Source data:
## start

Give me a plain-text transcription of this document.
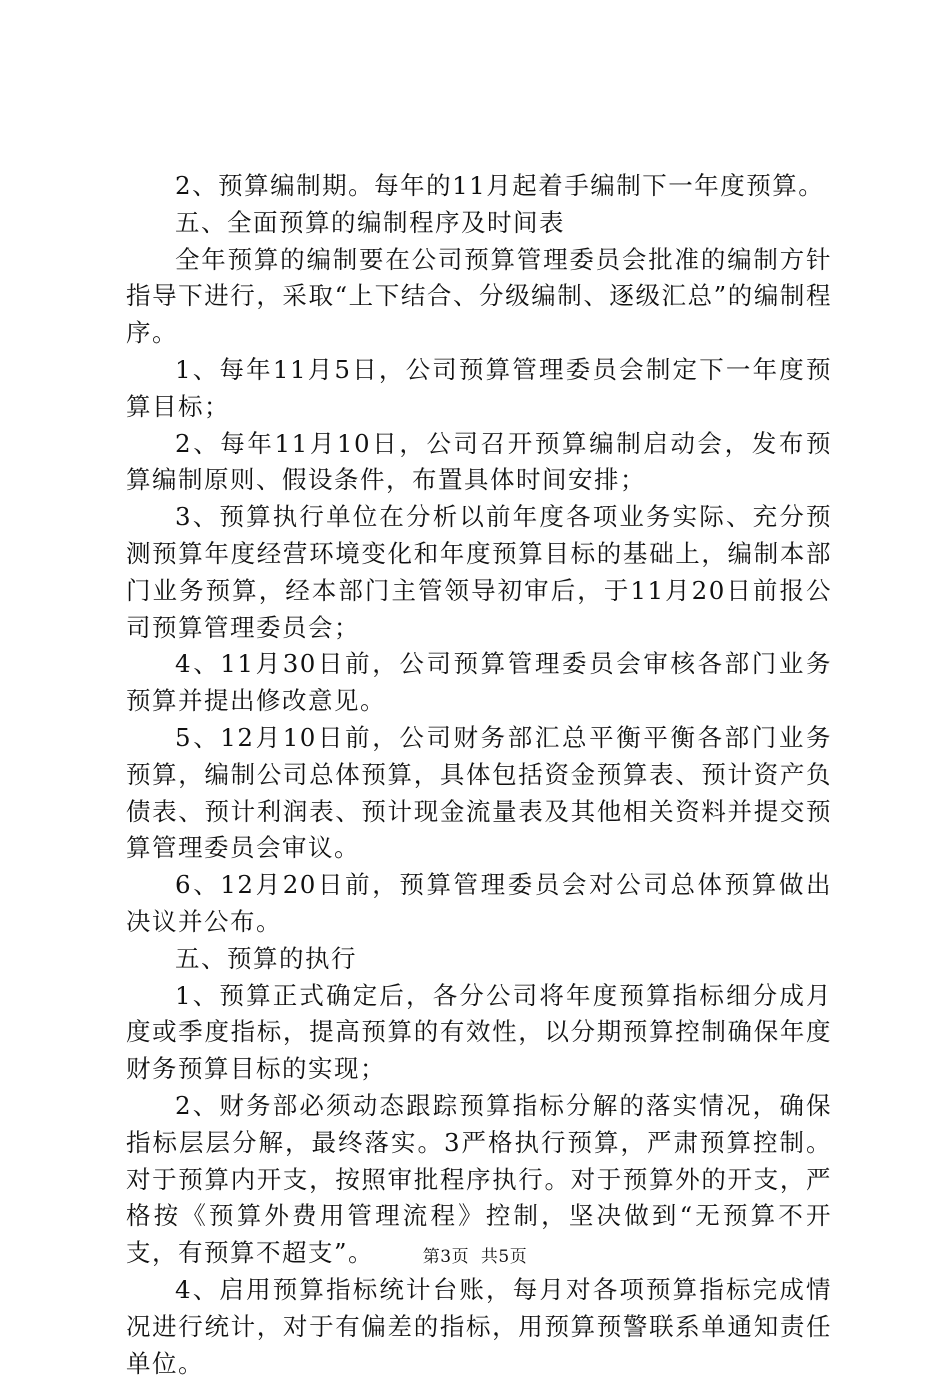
2、预算编制期。每年的11月起着手编制下一年度预算。

五、全面预算的编制程序及时间表

全年预算的编制要在公司预算管理委员会批准的编制方针指导下进行，采取“上下结合、分级编制、逐级汇总”的编制程序。

1、每年11月5日，公司预算管理委员会制定下一年度预算目标；

2、每年11月10日，公司召开预算编制启动会，发布预算编制原则、假设条件，布置具体时间安排；

3、预算执行单位在分析以前年度各项业务实际、充分预测预算年度经营环境变化和年度预算目标的基础上，编制本部门业务预算，经本部门主管领导初审后，于11月20日前报公司预算管理委员会；

4、11月30日前，公司预算管理委员会审核各部门业务预算并提出修改意见。

5、12月10日前，公司财务部汇总平衡平衡各部门业务预算，编制公司总体预算，具体包括资金预算表、预计资产负债表、预计利润表、预计现金流量表及其他相关资料并提交预算管理委员会审议。

6、12月20日前，预算管理委员会对公司总体预算做出决议并公布。

五、预算的执行

1、预算正式确定后，各分公司将年度预算指标细分成月度或季度指标，提高预算的有效性，以分期预算控制确保年度财务预算目标的实现；

2、财务部必须动态跟踪预算指标分解的落实情况，确保指标层层分解，最终落实。3严格执行预算，严肃预算控制。对于预算内开支，按照审批程序执行。对于预算外的开支，严格按《预算外费用管理流程》控制，坚决做到“无预算不开支，有预算不超支”。

4、启用预算指标统计台账，每月对各项预算指标完成情况进行统计，对于有偏差的指标，用预算预警联系单通知责任单位。

第3页 共5页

## end

*Description of the task*. Drop the images and quote the entries word for word.

*Output*.
Give me a plain-text transcription of this document.
2、预算编制期。每年的11月起着手编制下一年度预算。

五、全面预算的编制程序及时间表

全年预算的编制要在公司预算管理委员会批准的编制方针指导下进行，采取“上下结合、分级编制、逐级汇总”的编制程序。

1、每年11月5日，公司预算管理委员会制定下一年度预算目标；

2、每年11月10日，公司召开预算编制启动会，发布预算编制原则、假设条件，布置具体时间安排；

3、预算执行单位在分析以前年度各项业务实际、充分预测预算年度经营环境变化和年度预算目标的基础上，编制本部门业务预算，经本部门主管领导初审后，于11月20日前报公司预算管理委员会；

4、11月30日前，公司预算管理委员会审核各部门业务预算并提出修改意见。

5、12月10日前，公司财务部汇总平衡平衡各部门业务预算，编制公司总体预算，具体包括资金预算表、预计资产负债表、预计利润表、预计现金流量表及其他相关资料并提交预算管理委员会审议。

6、12月20日前，预算管理委员会对公司总体预算做出决议并公布。

五、预算的执行

1、预算正式确定后，各分公司将年度预算指标细分成月度或季度指标，提高预算的有效性，以分期预算控制确保年度财务预算目标的实现；

2、财务部必须动态跟踪预算指标分解的落实情况，确保指标层层分解，最终落实。3严格执行预算，严肃预算控制。对于预算内开支，按照审批程序执行。对于预算外的开支，严格按《预算外费用管理流程》控制，坚决做到“无预算不开支，有预算不超支”。

4、启用预算指标统计台账，每月对各项预算指标完成情况进行统计，对于有偏差的指标，用预算预警联系单通知责任单位。

第3页 共5页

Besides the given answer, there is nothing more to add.